Copy out the listing verbatim, starting with the line containing "What elements are" and continuing through the line containing "sku-info: Color:8GB 128GB". Omit the pictures from your copy.

## RECORDS SUPPLIED
────

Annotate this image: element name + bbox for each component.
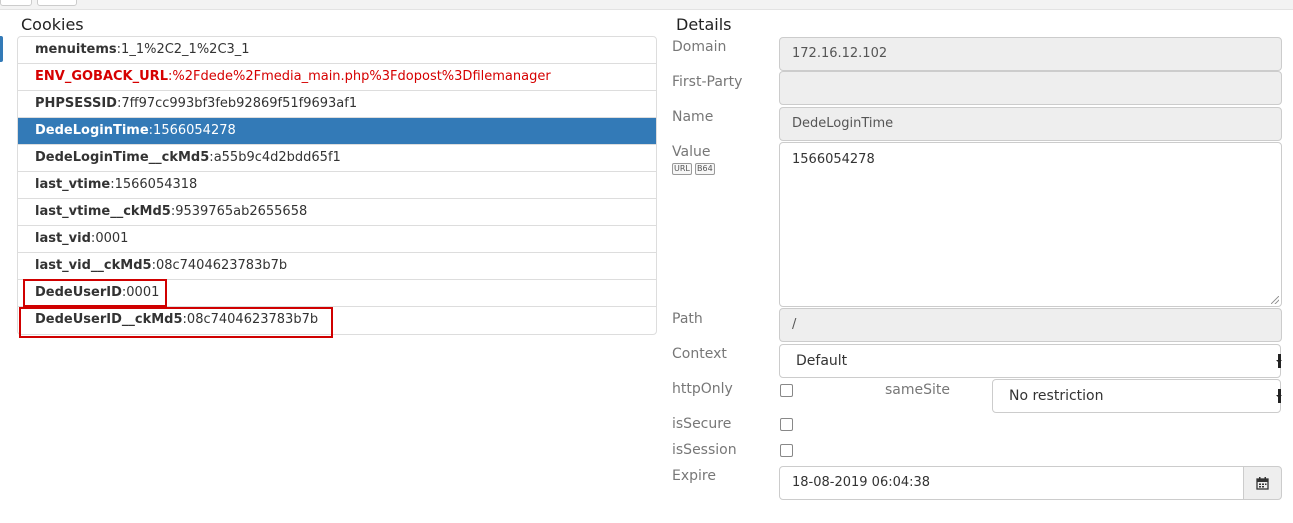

────

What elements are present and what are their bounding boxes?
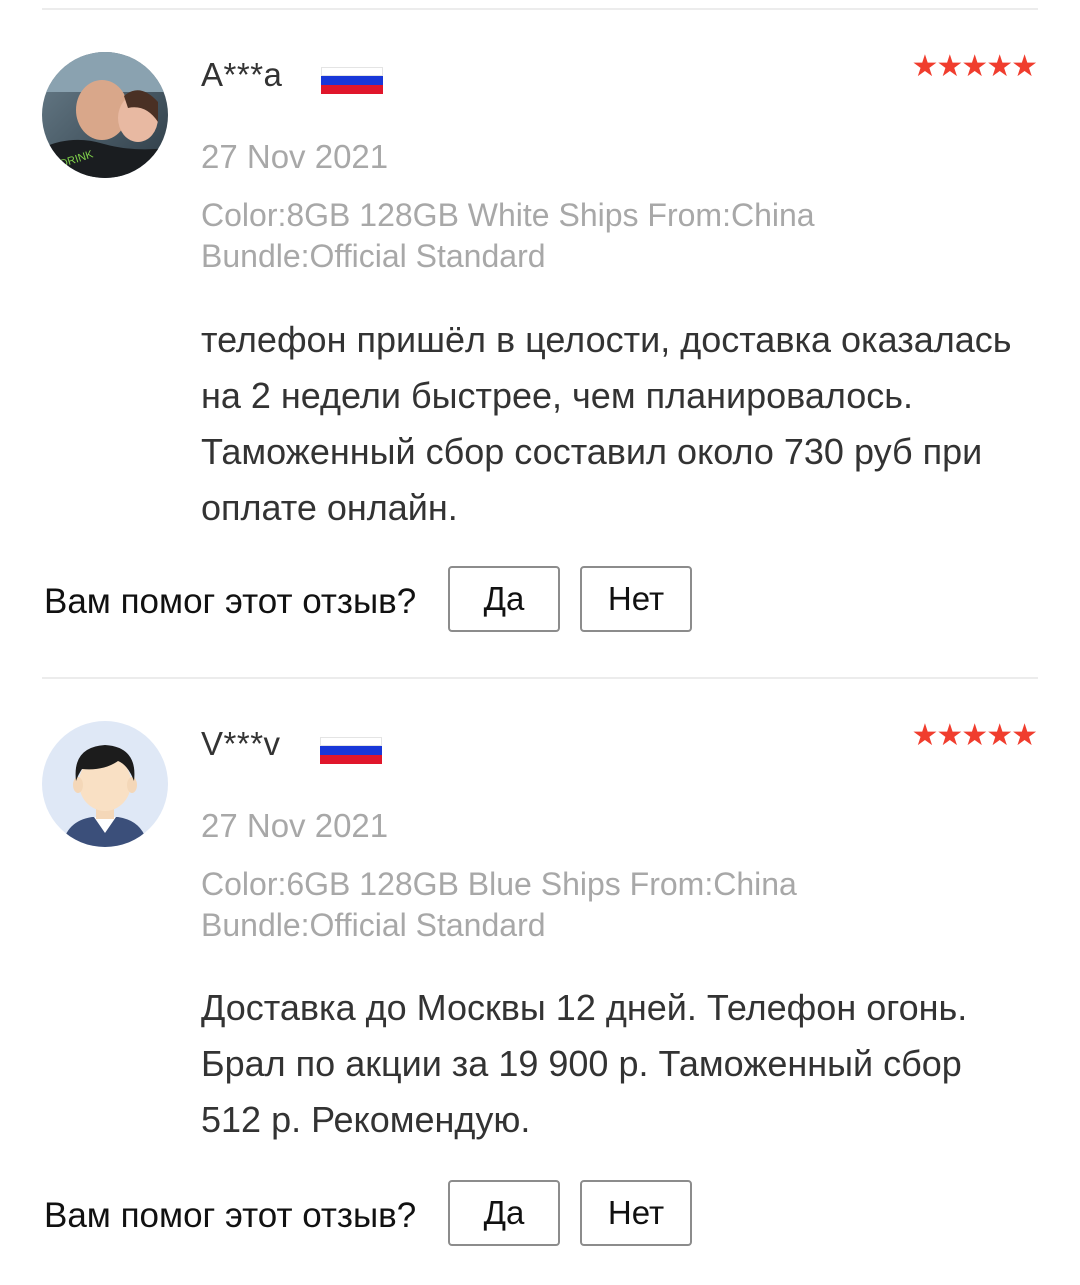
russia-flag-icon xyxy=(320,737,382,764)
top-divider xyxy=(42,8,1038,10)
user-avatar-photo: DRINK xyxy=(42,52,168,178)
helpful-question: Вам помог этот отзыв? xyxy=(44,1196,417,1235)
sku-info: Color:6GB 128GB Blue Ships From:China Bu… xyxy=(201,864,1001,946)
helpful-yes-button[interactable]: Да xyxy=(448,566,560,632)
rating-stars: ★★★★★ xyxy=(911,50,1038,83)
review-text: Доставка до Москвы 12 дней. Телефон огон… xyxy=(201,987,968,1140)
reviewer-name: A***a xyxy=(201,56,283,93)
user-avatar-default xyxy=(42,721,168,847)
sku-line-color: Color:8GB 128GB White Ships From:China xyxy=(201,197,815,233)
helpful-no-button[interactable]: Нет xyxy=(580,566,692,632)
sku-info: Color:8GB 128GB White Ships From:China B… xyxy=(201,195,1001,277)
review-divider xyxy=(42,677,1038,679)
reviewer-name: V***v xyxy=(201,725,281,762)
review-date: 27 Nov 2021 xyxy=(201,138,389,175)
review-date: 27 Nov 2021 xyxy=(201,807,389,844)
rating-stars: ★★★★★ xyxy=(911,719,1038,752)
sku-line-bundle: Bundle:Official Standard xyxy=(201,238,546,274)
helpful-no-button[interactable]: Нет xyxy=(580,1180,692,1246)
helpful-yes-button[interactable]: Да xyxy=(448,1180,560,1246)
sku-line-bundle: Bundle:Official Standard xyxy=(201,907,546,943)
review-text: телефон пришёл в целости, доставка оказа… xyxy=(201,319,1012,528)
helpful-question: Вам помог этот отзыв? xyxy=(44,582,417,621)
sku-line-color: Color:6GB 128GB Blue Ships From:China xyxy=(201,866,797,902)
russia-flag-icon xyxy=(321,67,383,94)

────

## TASK SOLUTION
What elements are present and what are their bounding boxes?
russia-flag-icon xyxy=(320,737,382,764)
top-divider xyxy=(42,8,1038,10)
user-avatar-photo: DRINK xyxy=(42,52,168,178)
helpful-question: Вам помог этот отзыв? xyxy=(44,1196,417,1235)
sku-info: Color:6GB 128GB Blue Ships From:China Bu… xyxy=(201,864,1001,946)
helpful-yes-button[interactable]: Да xyxy=(448,566,560,632)
rating-stars: ★★★★★ xyxy=(911,50,1038,83)
review-text: Доставка до Москвы 12 дней. Телефон огон… xyxy=(201,987,968,1140)
reviewer-name: A***a xyxy=(201,56,283,93)
user-avatar-default xyxy=(42,721,168,847)
sku-line-color: Color:8GB 128GB White Ships From:China xyxy=(201,197,815,233)
helpful-no-button[interactable]: Нет xyxy=(580,566,692,632)
sku-info: Color:8GB 128GB White Ships From:China B… xyxy=(201,195,1001,277)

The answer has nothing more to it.